++++ Listing ++++

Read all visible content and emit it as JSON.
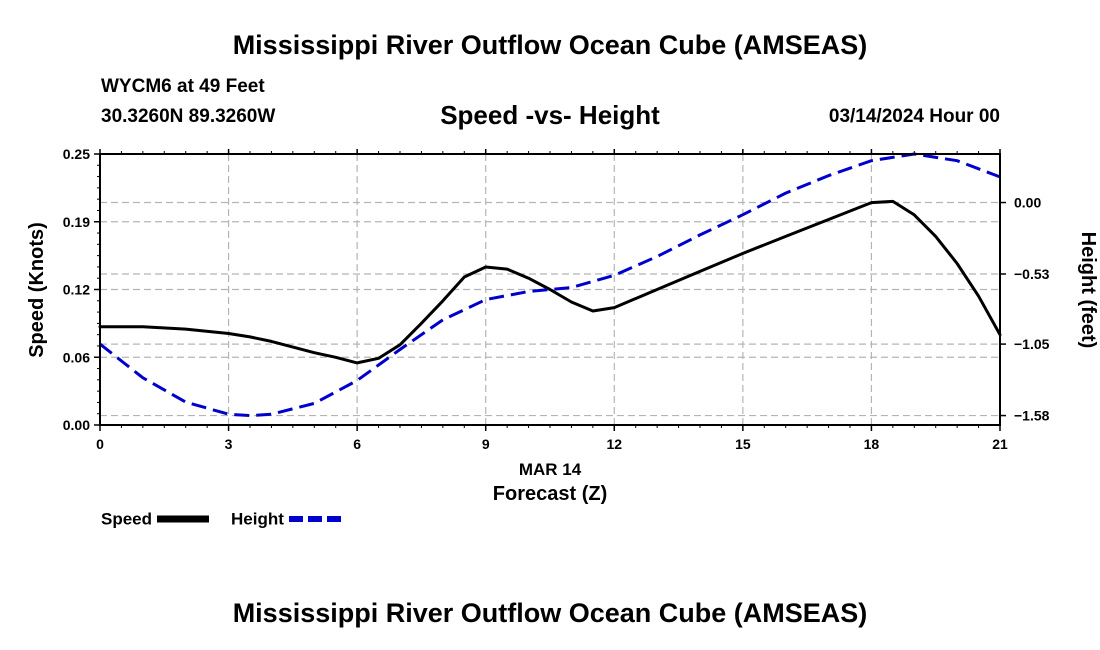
{
  "page": {
    "title": "Mississippi River Outflow Ocean Cube (AMSEAS)",
    "bottom_title": "Mississippi River Outflow Ocean Cube (AMSEAS)",
    "station": "WYCM6 at 49 Feet",
    "coords": "30.3260N  89.3260W",
    "subtitle": "Speed -vs- Height",
    "datetime": "03/14/2024 Hour 00"
  },
  "legend": {
    "speed_label": "Speed",
    "height_label": "Height"
  },
  "chart_data": {
    "type": "line",
    "title": "Speed -vs- Height",
    "xlabel": "Forecast (Z)",
    "xdate_label": "MAR 14",
    "ylabel": "Speed (Knots)",
    "y2label": "Height (feet)",
    "xlim": [
      0,
      21
    ],
    "ylim": [
      0,
      0.25
    ],
    "y2lim": [
      -1.65,
      0.36
    ],
    "x_ticks": [
      0,
      3,
      6,
      9,
      12,
      15,
      18,
      21
    ],
    "x_tick_labels": [
      "0",
      "3",
      "6",
      "9",
      "12",
      "15",
      "18",
      "21"
    ],
    "y_ticks": [
      0,
      0.0625,
      0.125,
      0.1875,
      0.25
    ],
    "y_tick_labels": [
      "0.00",
      "0.06",
      "0.12",
      "0.19",
      "0.25"
    ],
    "y2_ticks": [
      0.0,
      -0.53,
      -1.05,
      -1.58
    ],
    "y2_tick_labels": [
      "0.00",
      "−0.53",
      "−1.05",
      "−1.58"
    ],
    "grid": true,
    "series": [
      {
        "name": "Speed",
        "axis": "left",
        "color": "#000000",
        "dash": "solid",
        "x": [
          0,
          1,
          2,
          3,
          3.5,
          4,
          4.5,
          5,
          5.5,
          6,
          6.5,
          7,
          7.5,
          8,
          8.5,
          9,
          9.5,
          10,
          10.5,
          11,
          11.5,
          12,
          13,
          14,
          15,
          16,
          17,
          18,
          18.5,
          19,
          19.5,
          20,
          20.5,
          21
        ],
        "y": [
          0.0906,
          0.0906,
          0.0885,
          0.0844,
          0.0813,
          0.0771,
          0.0719,
          0.0667,
          0.0625,
          0.0573,
          0.0615,
          0.074,
          0.0938,
          0.1146,
          0.1365,
          0.1458,
          0.1438,
          0.1354,
          0.125,
          0.1135,
          0.1052,
          0.1083,
          0.125,
          0.1417,
          0.1583,
          0.174,
          0.1896,
          0.2052,
          0.2063,
          0.1938,
          0.174,
          0.149,
          0.1188,
          0.0833
        ]
      },
      {
        "name": "Height",
        "axis": "right",
        "color": "#0000cc",
        "dash": "dashed",
        "x": [
          0,
          1,
          2,
          3,
          3.5,
          4,
          5,
          6,
          7,
          8,
          9,
          10,
          11,
          12,
          13,
          14,
          15,
          16,
          17,
          18,
          19,
          20,
          21
        ],
        "y": [
          -1.05,
          -1.3,
          -1.48,
          -1.57,
          -1.58,
          -1.57,
          -1.49,
          -1.32,
          -1.09,
          -0.87,
          -0.72,
          -0.66,
          -0.63,
          -0.54,
          -0.4,
          -0.24,
          -0.09,
          0.07,
          0.2,
          0.31,
          0.36,
          0.31,
          0.19
        ]
      }
    ]
  }
}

++++

Goal: Extract each line from the entries above that contains the string "Speed".

Completed exercise:
    "subtitle": "Speed -vs- Height",
    "speed_label": "Speed",
    "title": "Speed -vs- Height",
    "ylabel": "Speed (Knots)",
        "name": "Speed",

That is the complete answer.